#### Task description:
Show each line of the data below that has the string "this" in it.

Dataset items
=====

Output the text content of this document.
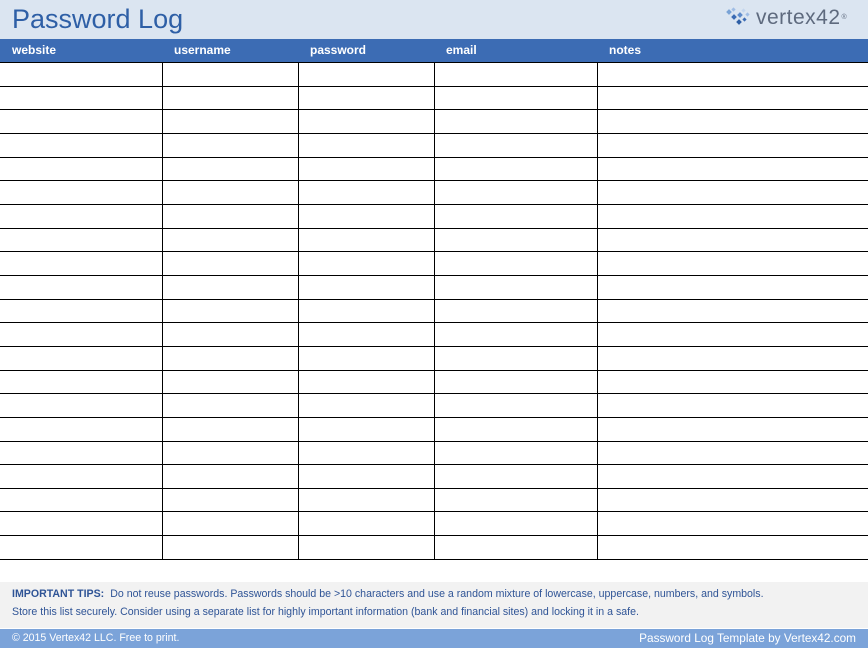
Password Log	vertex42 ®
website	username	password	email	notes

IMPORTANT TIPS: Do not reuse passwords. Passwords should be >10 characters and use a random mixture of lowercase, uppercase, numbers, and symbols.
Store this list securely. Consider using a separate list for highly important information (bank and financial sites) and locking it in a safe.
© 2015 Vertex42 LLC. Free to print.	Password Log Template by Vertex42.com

=====

#### Written answer:
Output the text content of this document.
Store this list securely. Consider using a separate list for highly important information (bank and financial sites) and locking it in a safe.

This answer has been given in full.